> [TASK OBJECTIVE]: Without omitting anything, return the records precisely as given.

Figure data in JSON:
• • • • • • •

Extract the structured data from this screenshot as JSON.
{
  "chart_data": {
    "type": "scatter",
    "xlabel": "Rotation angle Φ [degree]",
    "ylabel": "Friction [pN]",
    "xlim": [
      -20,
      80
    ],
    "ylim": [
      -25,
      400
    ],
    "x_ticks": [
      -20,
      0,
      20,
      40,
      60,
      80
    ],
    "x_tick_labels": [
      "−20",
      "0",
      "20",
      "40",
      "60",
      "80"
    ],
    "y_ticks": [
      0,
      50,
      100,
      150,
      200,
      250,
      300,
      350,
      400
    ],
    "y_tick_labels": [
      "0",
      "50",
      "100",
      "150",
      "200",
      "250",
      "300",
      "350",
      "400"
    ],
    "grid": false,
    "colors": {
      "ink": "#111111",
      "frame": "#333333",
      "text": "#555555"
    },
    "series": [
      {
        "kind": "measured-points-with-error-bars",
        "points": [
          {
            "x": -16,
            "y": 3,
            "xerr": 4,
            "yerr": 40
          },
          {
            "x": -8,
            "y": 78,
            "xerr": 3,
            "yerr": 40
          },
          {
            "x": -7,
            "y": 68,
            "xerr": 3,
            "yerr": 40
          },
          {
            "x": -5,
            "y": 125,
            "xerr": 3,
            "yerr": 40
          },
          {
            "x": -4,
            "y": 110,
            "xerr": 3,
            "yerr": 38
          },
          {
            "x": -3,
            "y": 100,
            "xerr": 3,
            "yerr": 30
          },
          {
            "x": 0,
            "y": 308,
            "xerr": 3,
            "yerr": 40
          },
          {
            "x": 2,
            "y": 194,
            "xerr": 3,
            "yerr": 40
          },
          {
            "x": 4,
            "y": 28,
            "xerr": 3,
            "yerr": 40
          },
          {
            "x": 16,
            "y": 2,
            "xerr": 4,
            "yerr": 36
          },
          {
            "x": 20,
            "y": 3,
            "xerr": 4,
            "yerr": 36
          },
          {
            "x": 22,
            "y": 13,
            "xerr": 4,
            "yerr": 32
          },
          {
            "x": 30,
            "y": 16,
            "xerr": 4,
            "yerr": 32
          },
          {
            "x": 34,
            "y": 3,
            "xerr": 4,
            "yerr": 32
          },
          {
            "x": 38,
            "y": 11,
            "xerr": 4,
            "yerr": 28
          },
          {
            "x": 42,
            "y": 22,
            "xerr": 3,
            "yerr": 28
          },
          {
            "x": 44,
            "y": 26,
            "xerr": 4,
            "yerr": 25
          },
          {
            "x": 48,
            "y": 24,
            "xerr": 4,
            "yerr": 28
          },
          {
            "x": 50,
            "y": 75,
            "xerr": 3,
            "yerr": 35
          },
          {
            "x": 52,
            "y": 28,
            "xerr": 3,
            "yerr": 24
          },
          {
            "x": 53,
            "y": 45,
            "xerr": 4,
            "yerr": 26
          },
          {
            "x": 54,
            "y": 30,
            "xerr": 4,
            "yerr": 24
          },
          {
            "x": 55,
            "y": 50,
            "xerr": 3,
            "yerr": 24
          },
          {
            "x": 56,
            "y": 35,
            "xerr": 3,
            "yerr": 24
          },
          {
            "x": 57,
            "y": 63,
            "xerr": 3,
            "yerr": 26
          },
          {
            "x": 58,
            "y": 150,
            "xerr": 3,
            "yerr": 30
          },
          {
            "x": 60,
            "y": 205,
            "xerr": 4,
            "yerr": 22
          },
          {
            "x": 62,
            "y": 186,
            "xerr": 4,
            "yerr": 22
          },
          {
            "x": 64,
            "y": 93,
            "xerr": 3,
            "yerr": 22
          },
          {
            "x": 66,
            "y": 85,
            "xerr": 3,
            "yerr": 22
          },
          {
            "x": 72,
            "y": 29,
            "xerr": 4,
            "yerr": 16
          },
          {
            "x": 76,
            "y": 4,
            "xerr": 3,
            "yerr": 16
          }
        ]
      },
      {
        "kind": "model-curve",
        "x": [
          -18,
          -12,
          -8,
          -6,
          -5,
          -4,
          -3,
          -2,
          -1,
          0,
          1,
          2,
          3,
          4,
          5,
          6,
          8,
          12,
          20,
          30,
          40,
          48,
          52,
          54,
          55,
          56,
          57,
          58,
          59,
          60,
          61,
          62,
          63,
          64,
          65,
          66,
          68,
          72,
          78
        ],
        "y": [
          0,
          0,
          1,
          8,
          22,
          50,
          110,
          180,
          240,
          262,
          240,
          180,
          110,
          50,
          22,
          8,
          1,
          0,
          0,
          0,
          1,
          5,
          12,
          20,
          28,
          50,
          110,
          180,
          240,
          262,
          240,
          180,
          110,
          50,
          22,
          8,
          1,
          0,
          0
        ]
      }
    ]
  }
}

• • • • • • •

> [THE OUTPUT]:
Extract the structured data from this screenshot as JSON.
{
  "chart_data": {
    "type": "scatter",
    "xlabel": "Rotation angle Φ [degree]",
    "ylabel": "Friction [pN]",
    "xlim": [
      -20,
      80
    ],
    "ylim": [
      -25,
      400
    ],
    "x_ticks": [
      -20,
      0,
      20,
      40,
      60,
      80
    ],
    "x_tick_labels": [
      "−20",
      "0",
      "20",
      "40",
      "60",
      "80"
    ],
    "y_ticks": [
      0,
      50,
      100,
      150,
      200,
      250,
      300,
      350,
      400
    ],
    "y_tick_labels": [
      "0",
      "50",
      "100",
      "150",
      "200",
      "250",
      "300",
      "350",
      "400"
    ],
    "grid": false,
    "colors": {
      "ink": "#111111",
      "frame": "#333333",
      "text": "#555555"
    },
    "series": [
      {
        "kind": "measured-points-with-error-bars",
        "points": [
          {
            "x": -16,
            "y": 3,
            "xerr": 4,
            "yerr": 40
          },
          {
            "x": -8,
            "y": 78,
            "xerr": 3,
            "yerr": 40
          },
          {
            "x": -7,
            "y": 68,
            "xerr": 3,
            "yerr": 40
          },
          {
            "x": -5,
            "y": 125,
            "xerr": 3,
            "yerr": 40
          },
          {
            "x": -4,
            "y": 110,
            "xerr": 3,
            "yerr": 38
          },
          {
            "x": -3,
            "y": 100,
            "xerr": 3,
            "yerr": 30
          },
          {
            "x": 0,
            "y": 308,
            "xerr": 3,
            "yerr": 40
          },
          {
            "x": 2,
            "y": 194,
            "xerr": 3,
            "yerr": 40
          },
          {
            "x": 4,
            "y": 28,
            "xerr": 3,
            "yerr": 40
          },
          {
            "x": 16,
            "y": 2,
            "xerr": 4,
            "yerr": 36
          },
          {
            "x": 20,
            "y": 3,
            "xerr": 4,
            "yerr": 36
          },
          {
            "x": 22,
            "y": 13,
            "xerr": 4,
            "yerr": 32
          },
          {
            "x": 30,
            "y": 16,
            "xerr": 4,
            "yerr": 32
          },
          {
            "x": 34,
            "y": 3,
            "xerr": 4,
            "yerr": 32
          },
          {
            "x": 38,
            "y": 11,
            "xerr": 4,
            "yerr": 28
          },
          {
            "x": 42,
            "y": 22,
            "xerr": 3,
            "yerr": 28
          },
          {
            "x": 44,
            "y": 26,
            "xerr": 4,
            "yerr": 25
          },
          {
            "x": 48,
            "y": 24,
            "xerr": 4,
            "yerr": 28
          },
          {
            "x": 50,
            "y": 75,
            "xerr": 3,
            "yerr": 35
          },
          {
            "x": 52,
            "y": 28,
            "xerr": 3,
            "yerr": 24
          },
          {
            "x": 53,
            "y": 45,
            "xerr": 4,
            "yerr": 26
          },
          {
            "x": 54,
            "y": 30,
            "xerr": 4,
            "yerr": 24
          },
          {
            "x": 55,
            "y": 50,
            "xerr": 3,
            "yerr": 24
          },
          {
            "x": 56,
            "y": 35,
            "xerr": 3,
            "yerr": 24
          },
          {
            "x": 57,
            "y": 63,
            "xerr": 3,
            "yerr": 26
          },
          {
            "x": 58,
            "y": 150,
            "xerr": 3,
            "yerr": 30
          },
          {
            "x": 60,
            "y": 205,
            "xerr": 4,
            "yerr": 22
          },
          {
            "x": 62,
            "y": 186,
            "xerr": 4,
            "yerr": 22
          },
          {
            "x": 64,
            "y": 93,
            "xerr": 3,
            "yerr": 22
          },
          {
            "x": 66,
            "y": 85,
            "xerr": 3,
            "yerr": 22
          },
          {
            "x": 72,
            "y": 29,
            "xerr": 4,
            "yerr": 16
          },
          {
            "x": 76,
            "y": 4,
            "xerr": 3,
            "yerr": 16
          }
        ]
      },
      {
        "kind": "model-curve",
        "x": [
          -18,
          -12,
          -8,
          -6,
          -5,
          -4,
          -3,
          -2,
          -1,
          0,
          1,
          2,
          3,
          4,
          5,
          6,
          8,
          12,
          20,
          30,
          40,
          48,
          52,
          54,
          55,
          56,
          57,
          58,
          59,
          60,
          61,
          62,
          63,
          64,
          65,
          66,
          68,
          72,
          78
        ],
        "y": [
          0,
          0,
          1,
          8,
          22,
          50,
          110,
          180,
          240,
          262,
          240,
          180,
          110,
          50,
          22,
          8,
          1,
          0,
          0,
          0,
          1,
          5,
          12,
          20,
          28,
          50,
          110,
          180,
          240,
          262,
          240,
          180,
          110,
          50,
          22,
          8,
          1,
          0,
          0
        ]
      }
    ]
  }
}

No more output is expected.